→ **YOUR GOAL**
Leave out any picture and return the remaining listing below exactly as given.

━━━━━━

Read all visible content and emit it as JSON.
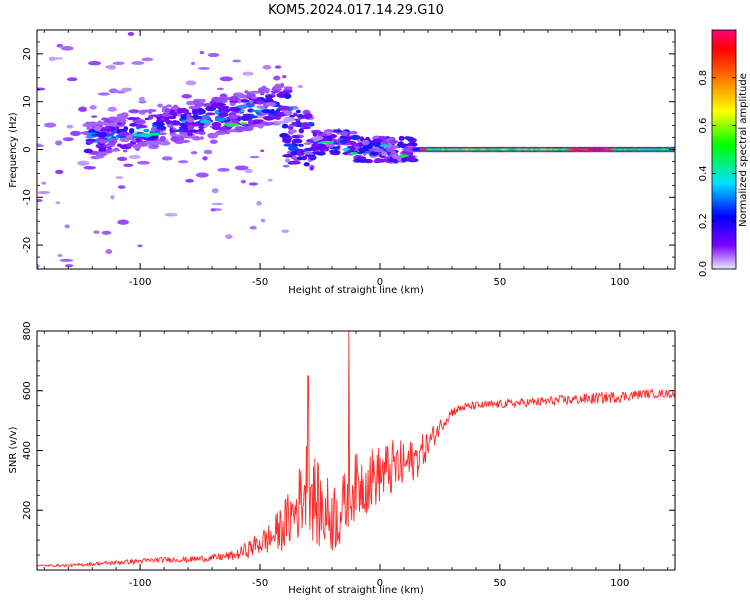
{
  "page_title": "KOM5.2024.017.14.29.G10",
  "chart_data": [
    {
      "type": "heatmap",
      "xlabel": "Height of straight line (km)",
      "ylabel": "Frequency (Hz)",
      "xlim": [
        -143,
        123
      ],
      "ylim": [
        -25,
        25
      ],
      "xticks": [
        -100,
        -50,
        0,
        50,
        100
      ],
      "yticks": [
        -20,
        -10,
        0,
        10,
        20
      ],
      "colorbar": {
        "label": "Normalized spectral amplitude",
        "range": [
          0,
          1
        ],
        "ticks": [
          "0.0",
          "0.2",
          "0.4",
          "0.6",
          "0.8"
        ],
        "colormap": "rainbow (purple → blue → cyan → green → yellow → red → magenta)"
      },
      "features": [
        {
          "x_range": [
            -120,
            -40
          ],
          "freq_trend_hz": [
            2,
            10
          ],
          "amplitude_max": 0.5
        },
        {
          "x_range": [
            -40,
            12
          ],
          "freq_hz": [
            -1,
            3
          ],
          "amplitude_max": 0.55
        },
        {
          "x_range": [
            15,
            123
          ],
          "freq_hz": 0,
          "amplitude_max": 0.9
        }
      ]
    },
    {
      "type": "line",
      "xlabel": "Height of straight line (km)",
      "ylabel": "SNR (v/v)",
      "xlim": [
        -143,
        123
      ],
      "ylim": [
        0,
        800
      ],
      "xticks": [
        -100,
        -50,
        0,
        50,
        100
      ],
      "yticks": [
        200,
        400,
        600,
        800
      ],
      "series": [
        {
          "color": "#ff2a2a",
          "x": [
            -143,
            -130,
            -120,
            -110,
            -100,
            -90,
            -80,
            -70,
            -60,
            -55,
            -50,
            -45,
            -40,
            -35,
            -32,
            -30,
            -28,
            -25,
            -20,
            -15,
            -13,
            -10,
            -5,
            0,
            5,
            10,
            15,
            20,
            25,
            30,
            35,
            40,
            50,
            60,
            70,
            80,
            90,
            100,
            110,
            123
          ],
          "y": [
            15,
            15,
            20,
            25,
            30,
            35,
            35,
            40,
            50,
            70,
            90,
            110,
            150,
            200,
            260,
            300,
            250,
            200,
            180,
            200,
            260,
            280,
            300,
            320,
            340,
            350,
            370,
            420,
            480,
            530,
            545,
            550,
            555,
            560,
            565,
            570,
            575,
            580,
            590,
            590
          ],
          "noise_envelope": [
            2,
            3,
            4,
            5,
            6,
            6,
            7,
            8,
            12,
            20,
            30,
            40,
            60,
            80,
            100,
            120,
            110,
            100,
            90,
            90,
            80,
            80,
            80,
            70,
            70,
            60,
            50,
            35,
            20,
            12,
            10,
            10,
            10,
            10,
            12,
            12,
            14,
            14,
            10,
            10
          ]
        }
      ],
      "spikes": [
        {
          "x": -30,
          "y": 650
        },
        {
          "x": -13,
          "y": 800
        }
      ]
    }
  ]
}
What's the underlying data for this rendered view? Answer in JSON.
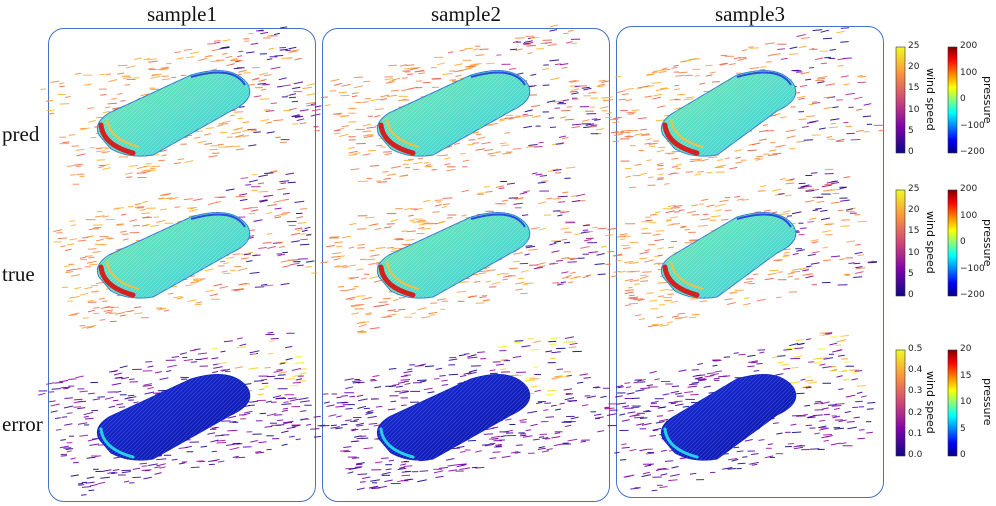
{
  "columns": [
    "sample1",
    "sample2",
    "sample3"
  ],
  "rows": [
    "pred",
    "true",
    "error"
  ],
  "colorbars": {
    "speed_label": "wind speed",
    "pressure_label": "pressure",
    "speed_ticks_main": [
      "25",
      "20",
      "15",
      "10",
      "5",
      "0"
    ],
    "pressure_ticks_main": [
      "200",
      "100",
      "0",
      "−100",
      "−200"
    ],
    "speed_ticks_error": [
      "0.5",
      "0.4",
      "0.3",
      "0.2",
      "0.1",
      "0.0"
    ],
    "pressure_ticks_error": [
      "20",
      "15",
      "10",
      "5",
      "0"
    ]
  },
  "colors": {
    "panel_border": "#4472c4",
    "speed_map": [
      "#0d0887",
      "#7e03a8",
      "#cc4778",
      "#f89540",
      "#f0f921"
    ],
    "pressure_map": [
      "#00007f",
      "#0000ff",
      "#00ffff",
      "#ffff00",
      "#ff0000",
      "#7f0000"
    ]
  }
}
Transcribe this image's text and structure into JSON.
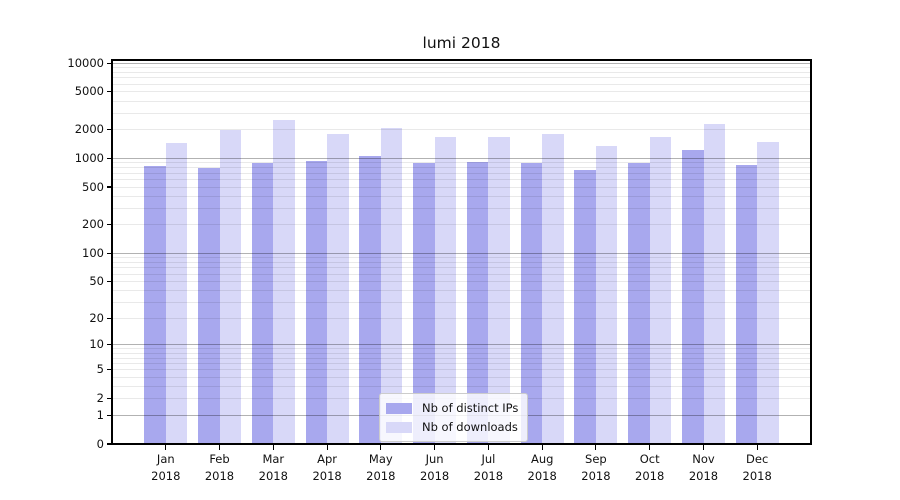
{
  "chart_data": {
    "type": "bar",
    "title": "lumi 2018",
    "categories": [
      "Jan",
      "Feb",
      "Mar",
      "Apr",
      "May",
      "Jun",
      "Jul",
      "Aug",
      "Sep",
      "Oct",
      "Nov",
      "Dec"
    ],
    "x_sublabel": "2018",
    "series": [
      {
        "name": "Nb of distinct IPs",
        "color": "#a8a8ee",
        "values": [
          830,
          795,
          905,
          945,
          1050,
          900,
          915,
          905,
          760,
          900,
          1240,
          850
        ]
      },
      {
        "name": "Nb of downloads",
        "color": "#d8d8f8",
        "values": [
          1435,
          1995,
          2540,
          1800,
          2090,
          1660,
          1685,
          1810,
          1360,
          1675,
          2325,
          1480
        ]
      }
    ],
    "y_axis": {
      "scale": "log10(value+1)",
      "ticks": [
        0,
        1,
        2,
        5,
        10,
        20,
        50,
        100,
        200,
        500,
        1000,
        2000,
        5000,
        10000
      ],
      "max": 10800,
      "major_gridlines_at": [
        1,
        10,
        100,
        1000,
        10000
      ],
      "minor_gridlines": "2-9 per decade"
    },
    "xlim": [
      -1,
      12
    ],
    "bar_width_units": 0.4,
    "grid": true,
    "legend": {
      "position": "lower center"
    }
  }
}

━━━━━━

→ **TASK ANSWER**
Read all visible content and emit it as JSON.
{
  "page_title": "KOM5.2024.017.14.29.G10",
  "chart_data": [
    {
      "type": "heatmap",
      "xlabel": "Height of straight line (km)",
      "ylabel": "Frequency (Hz)",
      "xlim": [
        -143,
        123
      ],
      "ylim": [
        -25,
        25
      ],
      "xticks": [
        -100,
        -50,
        0,
        50,
        100
      ],
      "yticks": [
        -20,
        -10,
        0,
        10,
        20
      ],
      "colorbar": {
        "label": "Normalized spectral amplitude",
        "range": [
          0,
          1
        ],
        "ticks": [
          "0.0",
          "0.2",
          "0.4",
          "0.6",
          "0.8"
        ],
        "colormap": "rainbow (purple → blue → cyan → green → yellow → red → magenta)"
      },
      "features": [
        {
          "x_range": [
            -120,
            -40
          ],
          "freq_trend_hz": [
            2,
            10
          ],
          "amplitude_max": 0.5
        },
        {
          "x_range": [
            -40,
            12
          ],
          "freq_hz": [
            -1,
            3
          ],
          "amplitude_max": 0.55
        },
        {
          "x_range": [
            15,
            123
          ],
          "freq_hz": 0,
          "amplitude_max": 0.9
        }
      ]
    },
    {
      "type": "line",
      "xlabel": "Height of straight line (km)",
      "ylabel": "SNR (v/v)",
      "xlim": [
        -143,
        123
      ],
      "ylim": [
        0,
        800
      ],
      "xticks": [
        -100,
        -50,
        0,
        50,
        100
      ],
      "yticks": [
        200,
        400,
        600,
        800
      ],
      "series": [
        {
          "color": "#ff2a2a",
          "x": [
            -143,
            -130,
            -120,
            -110,
            -100,
            -90,
            -80,
            -70,
            -60,
            -55,
            -50,
            -45,
            -40,
            -35,
            -32,
            -30,
            -28,
            -25,
            -20,
            -15,
            -13,
            -10,
            -5,
            0,
            5,
            10,
            15,
            20,
            25,
            30,
            35,
            40,
            50,
            60,
            70,
            80,
            90,
            100,
            110,
            123
          ],
          "y": [
            15,
            15,
            20,
            25,
            30,
            35,
            35,
            40,
            50,
            70,
            90,
            110,
            150,
            200,
            260,
            300,
            250,
            200,
            180,
            200,
            260,
            280,
            300,
            320,
            340,
            350,
            370,
            420,
            480,
            530,
            545,
            550,
            555,
            560,
            565,
            570,
            575,
            580,
            590,
            590
          ],
          "noise_envelope": [
            2,
            3,
            4,
            5,
            6,
            6,
            7,
            8,
            12,
            20,
            30,
            40,
            60,
            80,
            100,
            120,
            110,
            100,
            90,
            90,
            80,
            80,
            80,
            70,
            70,
            60,
            50,
            35,
            20,
            12,
            10,
            10,
            10,
            10,
            12,
            12,
            14,
            14,
            10,
            10
          ]
        }
      ],
      "spikes": [
        {
          "x": -30,
          "y": 650
        },
        {
          "x": -13,
          "y": 800
        }
      ]
    }
  ]
}
What's the underlying data for this rendered view? Answer in JSON.
{
  "columns": [
    "sample1",
    "sample2",
    "sample3"
  ],
  "rows": [
    "pred",
    "true",
    "error"
  ],
  "colorbars": {
    "speed_label": "wind speed",
    "pressure_label": "pressure",
    "speed_ticks_main": [
      "25",
      "20",
      "15",
      "10",
      "5",
      "0"
    ],
    "pressure_ticks_main": [
      "200",
      "100",
      "0",
      "−100",
      "−200"
    ],
    "speed_ticks_error": [
      "0.5",
      "0.4",
      "0.3",
      "0.2",
      "0.1",
      "0.0"
    ],
    "pressure_ticks_error": [
      "20",
      "15",
      "10",
      "5",
      "0"
    ]
  },
  "colors": {
    "panel_border": "#4472c4",
    "speed_map": [
      "#0d0887",
      "#7e03a8",
      "#cc4778",
      "#f89540",
      "#f0f921"
    ],
    "pressure_map": [
      "#00007f",
      "#0000ff",
      "#00ffff",
      "#ffff00",
      "#ff0000",
      "#7f0000"
    ]
  }
}
Transcribe this image's text and structure into JSON.
{
  "chart_data": {
    "type": "bar",
    "title": "lumi 2018",
    "categories": [
      "Jan",
      "Feb",
      "Mar",
      "Apr",
      "May",
      "Jun",
      "Jul",
      "Aug",
      "Sep",
      "Oct",
      "Nov",
      "Dec"
    ],
    "x_sublabel": "2018",
    "series": [
      {
        "name": "Nb of distinct IPs",
        "color": "#a8a8ee",
        "values": [
          830,
          795,
          905,
          945,
          1050,
          900,
          915,
          905,
          760,
          900,
          1240,
          850
        ]
      },
      {
        "name": "Nb of downloads",
        "color": "#d8d8f8",
        "values": [
          1435,
          1995,
          2540,
          1800,
          2090,
          1660,
          1685,
          1810,
          1360,
          1675,
          2325,
          1480
        ]
      }
    ],
    "y_axis": {
      "scale": "log10(value+1)",
      "ticks": [
        0,
        1,
        2,
        5,
        10,
        20,
        50,
        100,
        200,
        500,
        1000,
        2000,
        5000,
        10000
      ],
      "max": 10800,
      "major_gridlines_at": [
        1,
        10,
        100,
        1000,
        10000
      ],
      "minor_gridlines": "2-9 per decade"
    },
    "xlim": [
      -1,
      12
    ],
    "bar_width_units": 0.4,
    "grid": true,
    "legend": {
      "position": "lower center"
    }
  }
}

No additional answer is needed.